§ Data excerpts
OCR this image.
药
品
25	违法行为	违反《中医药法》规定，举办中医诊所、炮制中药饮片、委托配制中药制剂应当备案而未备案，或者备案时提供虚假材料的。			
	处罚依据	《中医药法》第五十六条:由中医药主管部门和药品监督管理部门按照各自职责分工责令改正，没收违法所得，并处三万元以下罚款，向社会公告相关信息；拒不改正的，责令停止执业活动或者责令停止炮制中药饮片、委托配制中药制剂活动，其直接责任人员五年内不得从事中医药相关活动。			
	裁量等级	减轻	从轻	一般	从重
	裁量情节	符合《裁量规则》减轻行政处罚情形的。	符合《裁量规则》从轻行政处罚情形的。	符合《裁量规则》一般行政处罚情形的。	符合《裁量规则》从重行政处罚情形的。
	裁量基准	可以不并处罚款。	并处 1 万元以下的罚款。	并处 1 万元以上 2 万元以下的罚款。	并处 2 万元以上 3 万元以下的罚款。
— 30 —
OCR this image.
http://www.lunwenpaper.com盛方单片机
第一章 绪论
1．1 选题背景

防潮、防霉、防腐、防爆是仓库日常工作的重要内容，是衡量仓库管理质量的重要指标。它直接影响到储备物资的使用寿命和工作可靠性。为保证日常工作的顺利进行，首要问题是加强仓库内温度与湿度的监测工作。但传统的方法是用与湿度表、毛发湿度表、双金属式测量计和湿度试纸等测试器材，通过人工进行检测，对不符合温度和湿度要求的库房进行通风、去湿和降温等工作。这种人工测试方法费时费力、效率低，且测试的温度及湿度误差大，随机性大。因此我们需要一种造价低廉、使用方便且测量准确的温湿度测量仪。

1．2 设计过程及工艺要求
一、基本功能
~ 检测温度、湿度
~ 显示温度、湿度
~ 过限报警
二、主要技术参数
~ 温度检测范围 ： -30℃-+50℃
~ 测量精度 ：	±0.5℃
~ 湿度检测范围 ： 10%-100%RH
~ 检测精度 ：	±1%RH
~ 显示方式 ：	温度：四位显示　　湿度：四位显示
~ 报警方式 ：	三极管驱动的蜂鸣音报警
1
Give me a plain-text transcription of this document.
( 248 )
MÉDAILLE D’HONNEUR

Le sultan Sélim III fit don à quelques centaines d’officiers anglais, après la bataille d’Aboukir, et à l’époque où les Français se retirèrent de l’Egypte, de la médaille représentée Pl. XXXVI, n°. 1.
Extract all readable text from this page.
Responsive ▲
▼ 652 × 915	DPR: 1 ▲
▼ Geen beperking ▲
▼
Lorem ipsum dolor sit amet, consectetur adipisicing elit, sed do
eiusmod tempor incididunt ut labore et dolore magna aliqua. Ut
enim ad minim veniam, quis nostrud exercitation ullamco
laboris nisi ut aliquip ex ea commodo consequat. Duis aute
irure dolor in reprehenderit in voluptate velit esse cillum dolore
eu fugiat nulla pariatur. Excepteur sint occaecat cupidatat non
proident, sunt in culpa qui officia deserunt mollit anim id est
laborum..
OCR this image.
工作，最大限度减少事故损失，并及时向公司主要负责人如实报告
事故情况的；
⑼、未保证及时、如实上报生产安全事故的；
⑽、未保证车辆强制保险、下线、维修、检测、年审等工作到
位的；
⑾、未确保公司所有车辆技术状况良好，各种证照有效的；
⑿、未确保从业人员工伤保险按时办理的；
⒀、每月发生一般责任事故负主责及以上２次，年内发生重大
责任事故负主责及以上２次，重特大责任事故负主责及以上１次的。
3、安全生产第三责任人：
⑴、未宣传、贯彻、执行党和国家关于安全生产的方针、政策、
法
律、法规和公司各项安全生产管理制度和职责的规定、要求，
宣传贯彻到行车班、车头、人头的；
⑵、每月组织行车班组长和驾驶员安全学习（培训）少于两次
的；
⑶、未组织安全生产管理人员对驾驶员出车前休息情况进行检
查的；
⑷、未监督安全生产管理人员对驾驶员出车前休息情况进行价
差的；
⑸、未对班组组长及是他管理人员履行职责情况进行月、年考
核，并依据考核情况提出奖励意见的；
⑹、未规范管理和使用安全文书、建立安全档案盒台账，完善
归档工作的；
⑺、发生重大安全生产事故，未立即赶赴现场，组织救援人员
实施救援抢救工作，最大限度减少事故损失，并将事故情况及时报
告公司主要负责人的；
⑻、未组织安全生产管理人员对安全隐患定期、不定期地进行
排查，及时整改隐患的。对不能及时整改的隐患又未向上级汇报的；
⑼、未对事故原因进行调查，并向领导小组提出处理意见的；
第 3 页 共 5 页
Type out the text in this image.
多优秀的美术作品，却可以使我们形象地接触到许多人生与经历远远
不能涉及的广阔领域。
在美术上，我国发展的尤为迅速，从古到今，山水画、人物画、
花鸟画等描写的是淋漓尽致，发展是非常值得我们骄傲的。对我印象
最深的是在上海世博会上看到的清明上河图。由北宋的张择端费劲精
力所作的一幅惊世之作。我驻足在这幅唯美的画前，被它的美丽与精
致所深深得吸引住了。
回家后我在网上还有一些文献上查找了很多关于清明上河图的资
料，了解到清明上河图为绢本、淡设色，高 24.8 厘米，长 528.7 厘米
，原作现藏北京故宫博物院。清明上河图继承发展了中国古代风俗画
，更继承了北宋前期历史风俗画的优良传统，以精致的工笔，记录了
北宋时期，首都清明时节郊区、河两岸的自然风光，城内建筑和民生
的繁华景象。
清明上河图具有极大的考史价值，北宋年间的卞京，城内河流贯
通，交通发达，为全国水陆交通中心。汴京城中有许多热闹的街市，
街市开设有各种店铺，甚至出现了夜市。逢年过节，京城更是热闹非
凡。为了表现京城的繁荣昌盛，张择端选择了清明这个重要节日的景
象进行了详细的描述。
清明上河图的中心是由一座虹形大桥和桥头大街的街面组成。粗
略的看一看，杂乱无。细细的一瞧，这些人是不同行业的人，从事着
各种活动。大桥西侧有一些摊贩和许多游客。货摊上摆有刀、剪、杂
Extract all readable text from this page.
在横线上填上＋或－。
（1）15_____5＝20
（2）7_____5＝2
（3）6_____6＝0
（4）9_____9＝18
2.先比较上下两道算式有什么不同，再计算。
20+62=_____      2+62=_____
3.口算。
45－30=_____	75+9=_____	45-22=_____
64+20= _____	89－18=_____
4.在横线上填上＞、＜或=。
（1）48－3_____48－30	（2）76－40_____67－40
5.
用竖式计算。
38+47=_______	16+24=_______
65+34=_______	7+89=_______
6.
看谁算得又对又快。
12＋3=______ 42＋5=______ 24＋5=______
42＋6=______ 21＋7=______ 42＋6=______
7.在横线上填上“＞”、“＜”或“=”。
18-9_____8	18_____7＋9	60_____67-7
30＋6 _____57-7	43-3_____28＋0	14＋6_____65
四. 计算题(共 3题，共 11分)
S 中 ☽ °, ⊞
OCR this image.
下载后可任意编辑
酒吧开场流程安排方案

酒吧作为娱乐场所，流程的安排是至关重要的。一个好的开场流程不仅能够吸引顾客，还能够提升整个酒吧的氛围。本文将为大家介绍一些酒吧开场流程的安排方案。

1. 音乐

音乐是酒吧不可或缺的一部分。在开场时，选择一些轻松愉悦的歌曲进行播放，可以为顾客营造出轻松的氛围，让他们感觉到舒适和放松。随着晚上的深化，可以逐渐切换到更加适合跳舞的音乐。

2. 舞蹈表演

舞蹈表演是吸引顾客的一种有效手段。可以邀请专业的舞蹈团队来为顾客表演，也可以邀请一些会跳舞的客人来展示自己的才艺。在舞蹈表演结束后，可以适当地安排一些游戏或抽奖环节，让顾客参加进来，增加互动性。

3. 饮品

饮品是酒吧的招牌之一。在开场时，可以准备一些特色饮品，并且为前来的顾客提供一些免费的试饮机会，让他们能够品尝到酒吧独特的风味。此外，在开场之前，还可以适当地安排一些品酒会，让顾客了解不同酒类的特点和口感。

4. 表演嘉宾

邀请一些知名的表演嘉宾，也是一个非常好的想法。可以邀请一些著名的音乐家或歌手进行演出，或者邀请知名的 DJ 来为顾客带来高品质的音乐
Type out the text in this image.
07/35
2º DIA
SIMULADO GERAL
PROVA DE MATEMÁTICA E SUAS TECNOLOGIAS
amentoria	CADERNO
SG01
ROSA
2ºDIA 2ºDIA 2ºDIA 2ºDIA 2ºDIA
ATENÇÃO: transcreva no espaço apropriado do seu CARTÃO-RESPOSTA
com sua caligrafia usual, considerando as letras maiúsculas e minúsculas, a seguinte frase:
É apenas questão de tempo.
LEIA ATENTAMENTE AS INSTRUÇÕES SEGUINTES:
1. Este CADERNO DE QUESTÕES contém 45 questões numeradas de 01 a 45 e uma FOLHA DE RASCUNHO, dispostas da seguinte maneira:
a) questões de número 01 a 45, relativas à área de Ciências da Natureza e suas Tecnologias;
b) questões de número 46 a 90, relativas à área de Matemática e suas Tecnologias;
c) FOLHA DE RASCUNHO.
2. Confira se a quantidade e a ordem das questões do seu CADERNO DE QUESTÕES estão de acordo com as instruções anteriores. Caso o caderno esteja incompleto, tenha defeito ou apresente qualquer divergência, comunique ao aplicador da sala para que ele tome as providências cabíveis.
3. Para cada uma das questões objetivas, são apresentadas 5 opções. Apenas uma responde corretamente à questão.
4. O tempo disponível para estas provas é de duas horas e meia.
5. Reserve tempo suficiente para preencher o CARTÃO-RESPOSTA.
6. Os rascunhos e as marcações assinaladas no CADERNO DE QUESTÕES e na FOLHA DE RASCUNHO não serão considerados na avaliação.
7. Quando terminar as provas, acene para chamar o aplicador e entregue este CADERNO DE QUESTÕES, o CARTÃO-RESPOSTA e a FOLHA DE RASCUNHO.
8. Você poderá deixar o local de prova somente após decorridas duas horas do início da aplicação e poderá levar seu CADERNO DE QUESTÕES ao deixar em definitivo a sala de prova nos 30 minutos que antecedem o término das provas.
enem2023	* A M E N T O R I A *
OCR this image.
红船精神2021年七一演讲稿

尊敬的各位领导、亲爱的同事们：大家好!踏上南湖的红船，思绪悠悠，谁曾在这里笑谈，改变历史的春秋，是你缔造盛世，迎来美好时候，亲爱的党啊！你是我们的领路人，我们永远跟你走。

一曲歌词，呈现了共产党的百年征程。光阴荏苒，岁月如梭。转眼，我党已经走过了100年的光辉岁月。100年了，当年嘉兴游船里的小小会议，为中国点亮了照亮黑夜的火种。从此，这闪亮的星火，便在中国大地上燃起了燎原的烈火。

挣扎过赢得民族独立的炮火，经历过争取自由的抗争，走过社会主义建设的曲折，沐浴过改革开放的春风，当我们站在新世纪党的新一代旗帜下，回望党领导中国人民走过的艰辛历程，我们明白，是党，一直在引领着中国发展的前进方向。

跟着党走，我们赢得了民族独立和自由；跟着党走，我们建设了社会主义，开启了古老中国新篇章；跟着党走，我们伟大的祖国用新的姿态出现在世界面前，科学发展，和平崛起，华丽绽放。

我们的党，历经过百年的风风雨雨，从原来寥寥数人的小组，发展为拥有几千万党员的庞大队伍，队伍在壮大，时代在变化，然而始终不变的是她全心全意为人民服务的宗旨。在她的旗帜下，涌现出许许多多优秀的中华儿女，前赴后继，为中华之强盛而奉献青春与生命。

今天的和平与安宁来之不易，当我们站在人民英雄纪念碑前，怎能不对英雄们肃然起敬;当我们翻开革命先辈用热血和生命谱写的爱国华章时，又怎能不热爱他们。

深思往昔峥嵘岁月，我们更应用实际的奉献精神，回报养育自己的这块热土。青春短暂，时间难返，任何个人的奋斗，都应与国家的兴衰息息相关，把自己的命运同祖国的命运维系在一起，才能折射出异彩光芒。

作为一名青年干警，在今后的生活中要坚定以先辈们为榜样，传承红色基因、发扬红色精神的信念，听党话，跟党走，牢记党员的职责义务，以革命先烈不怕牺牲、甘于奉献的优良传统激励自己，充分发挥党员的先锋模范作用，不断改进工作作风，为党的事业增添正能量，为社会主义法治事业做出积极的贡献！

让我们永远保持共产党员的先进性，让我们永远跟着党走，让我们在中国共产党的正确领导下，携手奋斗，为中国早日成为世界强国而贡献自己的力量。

§ Problem statement
Report every line in the data above in which the word "最大限度减少事故损失" appears.

§ Output of the exercise
工作，最大限度减少事故损失，并及时向公司主要负责人如实报告
实施救援抢救工作，最大限度减少事故损失，并将事故情况及时报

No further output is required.